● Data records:
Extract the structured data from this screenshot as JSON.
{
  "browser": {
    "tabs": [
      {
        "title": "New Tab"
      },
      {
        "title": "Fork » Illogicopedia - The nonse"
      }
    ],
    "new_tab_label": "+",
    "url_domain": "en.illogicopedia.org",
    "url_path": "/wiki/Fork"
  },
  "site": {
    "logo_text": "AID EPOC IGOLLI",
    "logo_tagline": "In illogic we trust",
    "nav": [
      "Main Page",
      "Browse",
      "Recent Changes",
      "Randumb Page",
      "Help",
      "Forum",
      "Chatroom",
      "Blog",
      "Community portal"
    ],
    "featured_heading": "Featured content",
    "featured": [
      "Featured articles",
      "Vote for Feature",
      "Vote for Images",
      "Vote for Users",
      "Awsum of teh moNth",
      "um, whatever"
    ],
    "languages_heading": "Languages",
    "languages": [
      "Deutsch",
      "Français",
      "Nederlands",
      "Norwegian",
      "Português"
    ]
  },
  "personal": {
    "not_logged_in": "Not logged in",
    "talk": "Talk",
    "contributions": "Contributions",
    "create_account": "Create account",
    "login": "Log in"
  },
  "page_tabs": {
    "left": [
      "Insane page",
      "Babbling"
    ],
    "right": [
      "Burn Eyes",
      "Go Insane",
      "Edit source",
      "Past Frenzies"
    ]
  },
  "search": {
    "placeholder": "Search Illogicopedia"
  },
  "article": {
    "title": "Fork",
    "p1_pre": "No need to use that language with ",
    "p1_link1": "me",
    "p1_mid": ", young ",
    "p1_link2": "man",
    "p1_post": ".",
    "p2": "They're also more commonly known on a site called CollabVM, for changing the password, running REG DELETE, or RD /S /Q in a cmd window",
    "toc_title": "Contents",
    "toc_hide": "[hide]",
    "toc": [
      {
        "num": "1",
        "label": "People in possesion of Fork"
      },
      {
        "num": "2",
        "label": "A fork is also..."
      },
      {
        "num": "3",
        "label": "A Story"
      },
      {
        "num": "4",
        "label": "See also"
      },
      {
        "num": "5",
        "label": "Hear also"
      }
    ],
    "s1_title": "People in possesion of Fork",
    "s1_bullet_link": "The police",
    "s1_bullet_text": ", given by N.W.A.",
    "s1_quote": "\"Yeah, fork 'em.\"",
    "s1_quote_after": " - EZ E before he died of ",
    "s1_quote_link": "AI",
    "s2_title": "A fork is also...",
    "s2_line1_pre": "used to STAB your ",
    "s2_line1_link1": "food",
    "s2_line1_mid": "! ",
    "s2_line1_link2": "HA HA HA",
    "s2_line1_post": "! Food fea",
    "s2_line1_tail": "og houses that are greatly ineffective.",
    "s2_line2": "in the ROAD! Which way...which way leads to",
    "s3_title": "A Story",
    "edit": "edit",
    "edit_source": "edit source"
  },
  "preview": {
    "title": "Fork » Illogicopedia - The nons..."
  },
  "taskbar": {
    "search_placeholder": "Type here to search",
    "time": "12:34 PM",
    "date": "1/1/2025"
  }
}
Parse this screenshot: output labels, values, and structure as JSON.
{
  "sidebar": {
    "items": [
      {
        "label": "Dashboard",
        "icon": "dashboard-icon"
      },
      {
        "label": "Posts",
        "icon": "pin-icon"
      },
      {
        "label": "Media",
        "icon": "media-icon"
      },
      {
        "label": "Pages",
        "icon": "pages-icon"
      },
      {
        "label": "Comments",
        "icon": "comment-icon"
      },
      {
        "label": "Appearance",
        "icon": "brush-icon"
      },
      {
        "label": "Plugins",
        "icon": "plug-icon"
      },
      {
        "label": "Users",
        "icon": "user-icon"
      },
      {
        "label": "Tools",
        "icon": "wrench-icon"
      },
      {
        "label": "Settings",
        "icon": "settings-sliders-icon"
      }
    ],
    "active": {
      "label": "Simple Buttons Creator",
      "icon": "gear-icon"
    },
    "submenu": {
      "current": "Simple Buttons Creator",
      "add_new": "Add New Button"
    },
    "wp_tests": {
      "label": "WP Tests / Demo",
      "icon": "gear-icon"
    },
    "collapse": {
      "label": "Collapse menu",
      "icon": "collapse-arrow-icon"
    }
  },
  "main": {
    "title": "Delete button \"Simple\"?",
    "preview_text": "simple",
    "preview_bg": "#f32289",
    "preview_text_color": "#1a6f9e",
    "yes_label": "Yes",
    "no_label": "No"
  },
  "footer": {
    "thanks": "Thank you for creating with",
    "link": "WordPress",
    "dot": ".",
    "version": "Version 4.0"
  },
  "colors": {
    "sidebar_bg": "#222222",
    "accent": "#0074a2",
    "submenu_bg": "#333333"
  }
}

● Required task: Output the entries exactly.

● Result of the task:
Extract the structured data from this screenshot as JSON.
{
  "browser": {
    "tabs": [
      {
        "title": "New Tab"
      },
      {
        "title": "Fork » Illogicopedia - The nonse"
      }
    ],
    "new_tab_label": "+",
    "url_domain": "en.illogicopedia.org",
    "url_path": "/wiki/Fork"
  },
  "site": {
    "logo_text": "AID EPOC IGOLLI",
    "logo_tagline": "In illogic we trust",
    "nav": [
      "Main Page",
      "Browse",
      "Recent Changes",
      "Randumb Page",
      "Help",
      "Forum",
      "Chatroom",
      "Blog",
      "Community portal"
    ],
    "featured_heading": "Featured content",
    "featured": [
      "Featured articles",
      "Vote for Feature",
      "Vote for Images",
      "Vote for Users",
      "Awsum of teh moNth",
      "um, whatever"
    ],
    "languages_heading": "Languages",
    "languages": [
      "Deutsch",
      "Français",
      "Nederlands",
      "Norwegian",
      "Português"
    ]
  },
  "personal": {
    "not_logged_in": "Not logged in",
    "talk": "Talk",
    "contributions": "Contributions",
    "create_account": "Create account",
    "login": "Log in"
  },
  "page_tabs": {
    "left": [
      "Insane page",
      "Babbling"
    ],
    "right": [
      "Burn Eyes",
      "Go Insane",
      "Edit source",
      "Past Frenzies"
    ]
  },
  "search": {
    "placeholder": "Search Illogicopedia"
  },
  "article": {
    "title": "Fork",
    "p1_pre": "No need to use that language with ",
    "p1_link1": "me",
    "p1_mid": ", young ",
    "p1_link2": "man",
    "p1_post": ".",
    "p2": "They're also more commonly known on a site called CollabVM, for changing the password, running REG DELETE, or RD /S /Q in a cmd window",
    "toc_title": "Contents",
    "toc_hide": "[hide]",
    "toc": [
      {
        "num": "1",
        "label": "People in possesion of Fork"
      },
      {
        "num": "2",
        "label": "A fork is also..."
      },
      {
        "num": "3",
        "label": "A Story"
      },
      {
        "num": "4",
        "label": "See also"
      },
      {
        "num": "5",
        "label": "Hear also"
      }
    ],
    "s1_title": "People in possesion of Fork",
    "s1_bullet_link": "The police",
    "s1_bullet_text": ", given by N.W.A.",
    "s1_quote": "\"Yeah, fork 'em.\"",
    "s1_quote_after": " - EZ E before he died of ",
    "s1_quote_link": "AI",
    "s2_title": "A fork is also...",
    "s2_line1_pre": "used to STAB your ",
    "s2_line1_link1": "food",
    "s2_line1_mid": "! ",
    "s2_line1_link2": "HA HA HA",
    "s2_line1_post": "! Food fea",
    "s2_line1_tail": "og houses that are greatly ineffective.",
    "s2_line2": "in the ROAD! Which way...which way leads to",
    "s3_title": "A Story",
    "edit": "edit",
    "edit_source": "edit source"
  },
  "preview": {
    "title": "Fork » Illogicopedia - The nons..."
  },
  "taskbar": {
    "search_placeholder": "Type here to search",
    "time": "12:34 PM",
    "date": "1/1/2025"
  }
}
Parse this screenshot: output labels, values, and structure as JSON.
{
  "sidebar": {
    "items": [
      {
        "label": "Dashboard",
        "icon": "dashboard-icon"
      },
      {
        "label": "Posts",
        "icon": "pin-icon"
      },
      {
        "label": "Media",
        "icon": "media-icon"
      },
      {
        "label": "Pages",
        "icon": "pages-icon"
      },
      {
        "label": "Comments",
        "icon": "comment-icon"
      },
      {
        "label": "Appearance",
        "icon": "brush-icon"
      },
      {
        "label": "Plugins",
        "icon": "plug-icon"
      },
      {
        "label": "Users",
        "icon": "user-icon"
      },
      {
        "label": "Tools",
        "icon": "wrench-icon"
      },
      {
        "label": "Settings",
        "icon": "settings-sliders-icon"
      }
    ],
    "active": {
      "label": "Simple Buttons Creator",
      "icon": "gear-icon"
    },
    "submenu": {
      "current": "Simple Buttons Creator",
      "add_new": "Add New Button"
    },
    "wp_tests": {
      "label": "WP Tests / Demo",
      "icon": "gear-icon"
    },
    "collapse": {
      "label": "Collapse menu",
      "icon": "collapse-arrow-icon"
    }
  },
  "main": {
    "title": "Delete button \"Simple\"?",
    "preview_text": "simple",
    "preview_bg": "#f32289",
    "preview_text_color": "#1a6f9e",
    "yes_label": "Yes",
    "no_label": "No"
  },
  "footer": {
    "thanks": "Thank you for creating with",
    "link": "WordPress",
    "dot": ".",
    "version": "Version 4.0"
  },
  "colors": {
    "sidebar_bg": "#222222",
    "accent": "#0074a2",
    "submenu_bg": "#333333"
  }
}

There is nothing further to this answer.